:: Information given ::
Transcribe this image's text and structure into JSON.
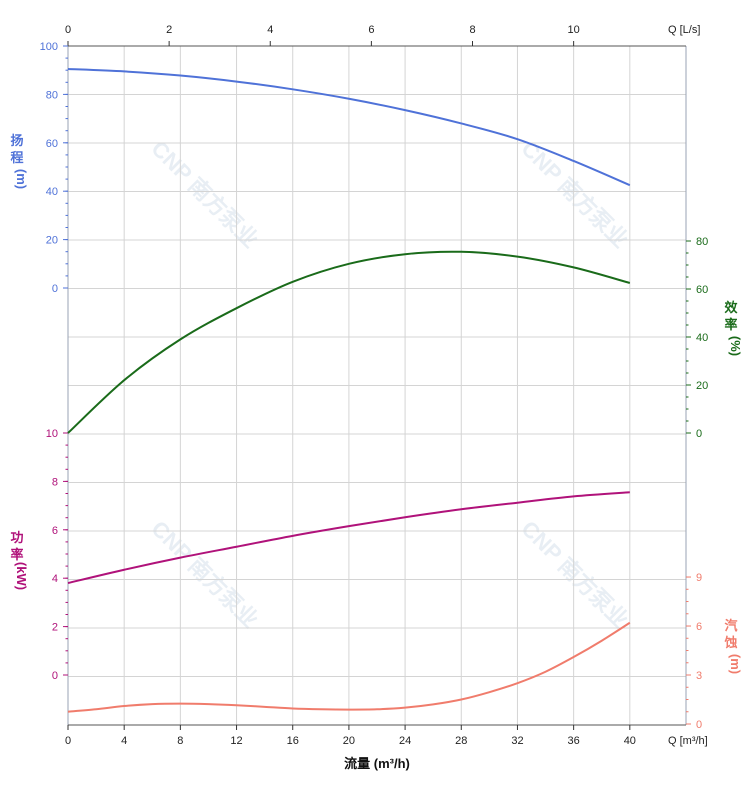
{
  "chart_data": {
    "type": "line",
    "xlabel": "流量 (m³/h)",
    "x_unit_bottom": "Q [m³/h]",
    "x_unit_top": "Q [L/s]",
    "x_ticks_bottom": [
      0,
      4,
      8,
      12,
      16,
      20,
      24,
      28,
      32,
      36,
      40
    ],
    "x_ticks_top": [
      0,
      2,
      4,
      6,
      8,
      10
    ],
    "xlim": [
      0,
      44
    ],
    "watermark": "CNP 南方泵业",
    "axes": {
      "head": {
        "label": [
          "扬",
          "程",
          "(m)"
        ],
        "color": "#4f72d8",
        "ticks": [
          0,
          20,
          40,
          60,
          80,
          100
        ],
        "side": "left"
      },
      "efficiency": {
        "label": [
          "效",
          "率",
          "(%)"
        ],
        "color": "#1a6b1a",
        "ticks": [
          0,
          20,
          40,
          60,
          80
        ],
        "side": "right"
      },
      "power": {
        "label": [
          "功",
          "率",
          "(kW)"
        ],
        "color": "#b0127a",
        "ticks": [
          0,
          2,
          4,
          6,
          8,
          10
        ],
        "side": "left"
      },
      "npsh": {
        "label": [
          "汽",
          "蚀",
          "(m)"
        ],
        "color": "#f07c6c",
        "ticks": [
          0,
          3,
          6,
          9
        ],
        "side": "right"
      }
    },
    "series": [
      {
        "name": "扬程",
        "axis": "head",
        "color": "#4f72d8",
        "x": [
          0,
          4,
          8,
          12,
          16,
          20,
          24,
          28,
          32,
          36,
          40
        ],
        "y": [
          90.5,
          89.5,
          87.8,
          85.3,
          82.1,
          78.2,
          73.5,
          68.0,
          61.5,
          52.5,
          42.5
        ]
      },
      {
        "name": "效率",
        "axis": "efficiency",
        "color": "#1a6b1a",
        "x": [
          0,
          4,
          8,
          12,
          16,
          20,
          24,
          28,
          32,
          36,
          40
        ],
        "y": [
          0,
          22,
          39,
          52,
          63,
          70.5,
          74.5,
          75.5,
          73.5,
          69,
          62.5
        ]
      },
      {
        "name": "功率",
        "axis": "power",
        "color": "#b0127a",
        "x": [
          0,
          4,
          8,
          12,
          16,
          20,
          24,
          28,
          32,
          36,
          40
        ],
        "y": [
          3.8,
          4.35,
          4.85,
          5.3,
          5.75,
          6.15,
          6.52,
          6.85,
          7.12,
          7.38,
          7.55
        ]
      },
      {
        "name": "汽蚀",
        "axis": "npsh",
        "color": "#f07c6c",
        "x": [
          0,
          2,
          4,
          6,
          8,
          10,
          12,
          14,
          16,
          18,
          20,
          22,
          24,
          26,
          28,
          30,
          32,
          34,
          36,
          38,
          40
        ],
        "y": [
          0.75,
          0.9,
          1.1,
          1.22,
          1.25,
          1.22,
          1.15,
          1.05,
          0.95,
          0.9,
          0.88,
          0.9,
          1.0,
          1.2,
          1.5,
          1.95,
          2.5,
          3.2,
          4.1,
          5.1,
          6.2
        ]
      }
    ]
  }
}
:::
=== Required task ===
Reproduce the entries above word for word. Pictures stay out.

=== Final answer ===
Transcribe this image's text and structure into JSON.
{
  "chart_data": {
    "type": "line",
    "xlabel": "流量 (m³/h)",
    "x_unit_bottom": "Q [m³/h]",
    "x_unit_top": "Q [L/s]",
    "x_ticks_bottom": [
      0,
      4,
      8,
      12,
      16,
      20,
      24,
      28,
      32,
      36,
      40
    ],
    "x_ticks_top": [
      0,
      2,
      4,
      6,
      8,
      10
    ],
    "xlim": [
      0,
      44
    ],
    "watermark": "CNP 南方泵业",
    "axes": {
      "head": {
        "label": [
          "扬",
          "程",
          "(m)"
        ],
        "color": "#4f72d8",
        "ticks": [
          0,
          20,
          40,
          60,
          80,
          100
        ],
        "side": "left"
      },
      "efficiency": {
        "label": [
          "效",
          "率",
          "(%)"
        ],
        "color": "#1a6b1a",
        "ticks": [
          0,
          20,
          40,
          60,
          80
        ],
        "side": "right"
      },
      "power": {
        "label": [
          "功",
          "率",
          "(kW)"
        ],
        "color": "#b0127a",
        "ticks": [
          0,
          2,
          4,
          6,
          8,
          10
        ],
        "side": "left"
      },
      "npsh": {
        "label": [
          "汽",
          "蚀",
          "(m)"
        ],
        "color": "#f07c6c",
        "ticks": [
          0,
          3,
          6,
          9
        ],
        "side": "right"
      }
    },
    "series": [
      {
        "name": "扬程",
        "axis": "head",
        "color": "#4f72d8",
        "x": [
          0,
          4,
          8,
          12,
          16,
          20,
          24,
          28,
          32,
          36,
          40
        ],
        "y": [
          90.5,
          89.5,
          87.8,
          85.3,
          82.1,
          78.2,
          73.5,
          68.0,
          61.5,
          52.5,
          42.5
        ]
      },
      {
        "name": "效率",
        "axis": "efficiency",
        "color": "#1a6b1a",
        "x": [
          0,
          4,
          8,
          12,
          16,
          20,
          24,
          28,
          32,
          36,
          40
        ],
        "y": [
          0,
          22,
          39,
          52,
          63,
          70.5,
          74.5,
          75.5,
          73.5,
          69,
          62.5
        ]
      },
      {
        "name": "功率",
        "axis": "power",
        "color": "#b0127a",
        "x": [
          0,
          4,
          8,
          12,
          16,
          20,
          24,
          28,
          32,
          36,
          40
        ],
        "y": [
          3.8,
          4.35,
          4.85,
          5.3,
          5.75,
          6.15,
          6.52,
          6.85,
          7.12,
          7.38,
          7.55
        ]
      },
      {
        "name": "汽蚀",
        "axis": "npsh",
        "color": "#f07c6c",
        "x": [
          0,
          2,
          4,
          6,
          8,
          10,
          12,
          14,
          16,
          18,
          20,
          22,
          24,
          26,
          28,
          30,
          32,
          34,
          36,
          38,
          40
        ],
        "y": [
          0.75,
          0.9,
          1.1,
          1.22,
          1.25,
          1.22,
          1.15,
          1.05,
          0.95,
          0.9,
          0.88,
          0.9,
          1.0,
          1.2,
          1.5,
          1.95,
          2.5,
          3.2,
          4.1,
          5.1,
          6.2
        ]
      }
    ]
  }
}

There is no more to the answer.